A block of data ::
____________________
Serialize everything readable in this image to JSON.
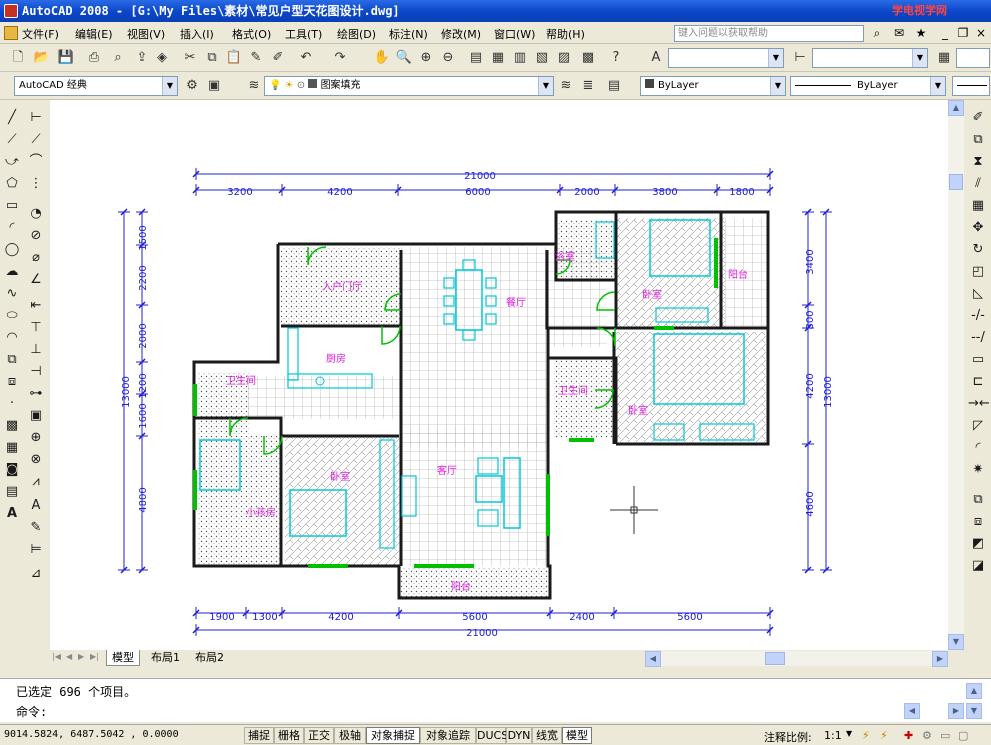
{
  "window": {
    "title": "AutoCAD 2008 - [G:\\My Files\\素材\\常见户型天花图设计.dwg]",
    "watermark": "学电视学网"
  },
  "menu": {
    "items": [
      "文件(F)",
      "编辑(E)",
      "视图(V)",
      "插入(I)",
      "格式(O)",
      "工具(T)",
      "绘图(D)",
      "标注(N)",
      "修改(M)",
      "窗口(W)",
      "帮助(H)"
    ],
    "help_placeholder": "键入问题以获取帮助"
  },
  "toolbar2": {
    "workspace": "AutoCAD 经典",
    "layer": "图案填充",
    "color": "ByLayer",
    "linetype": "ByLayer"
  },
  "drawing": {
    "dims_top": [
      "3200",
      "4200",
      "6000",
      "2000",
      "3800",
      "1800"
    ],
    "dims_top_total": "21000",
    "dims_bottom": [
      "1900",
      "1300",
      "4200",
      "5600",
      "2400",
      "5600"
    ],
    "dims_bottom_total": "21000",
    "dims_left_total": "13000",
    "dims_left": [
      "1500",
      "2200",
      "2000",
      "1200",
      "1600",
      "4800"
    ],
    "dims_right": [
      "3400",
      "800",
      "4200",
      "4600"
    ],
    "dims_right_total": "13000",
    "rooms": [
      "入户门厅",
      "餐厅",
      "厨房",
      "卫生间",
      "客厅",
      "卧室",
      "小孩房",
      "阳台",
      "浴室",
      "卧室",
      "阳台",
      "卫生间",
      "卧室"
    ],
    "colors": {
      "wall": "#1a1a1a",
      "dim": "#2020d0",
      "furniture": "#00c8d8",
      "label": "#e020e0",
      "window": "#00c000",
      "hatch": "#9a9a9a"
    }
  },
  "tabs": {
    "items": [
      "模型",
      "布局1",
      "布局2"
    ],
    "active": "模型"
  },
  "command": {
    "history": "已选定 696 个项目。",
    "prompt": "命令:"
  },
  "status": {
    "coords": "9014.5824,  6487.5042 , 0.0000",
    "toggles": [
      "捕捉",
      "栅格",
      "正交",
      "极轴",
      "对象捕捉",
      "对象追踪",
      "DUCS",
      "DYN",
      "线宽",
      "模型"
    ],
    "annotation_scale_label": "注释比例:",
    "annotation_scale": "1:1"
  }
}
____________________
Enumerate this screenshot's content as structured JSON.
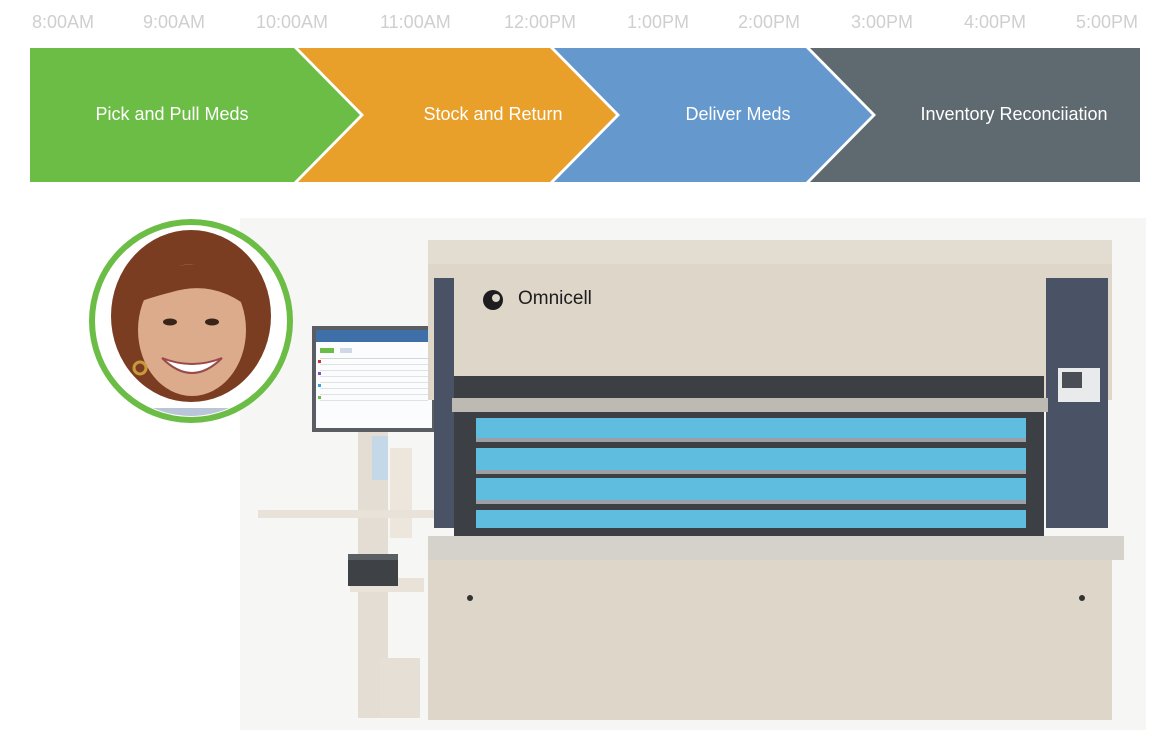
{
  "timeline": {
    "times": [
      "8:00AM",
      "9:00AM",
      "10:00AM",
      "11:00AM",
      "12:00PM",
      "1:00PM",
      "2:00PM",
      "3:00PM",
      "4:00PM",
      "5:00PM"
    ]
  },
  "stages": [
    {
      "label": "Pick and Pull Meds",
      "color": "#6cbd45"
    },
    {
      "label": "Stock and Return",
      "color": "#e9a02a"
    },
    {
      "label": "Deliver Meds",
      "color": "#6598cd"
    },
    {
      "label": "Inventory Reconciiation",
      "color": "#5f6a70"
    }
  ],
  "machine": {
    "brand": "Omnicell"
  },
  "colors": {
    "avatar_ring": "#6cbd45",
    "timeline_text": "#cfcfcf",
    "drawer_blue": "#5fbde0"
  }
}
____________________
Copy each line of the listing that contains the string "JSON".

Serialize everything readable in this image to JSON.
Enumerate this screenshot's content as structured JSON.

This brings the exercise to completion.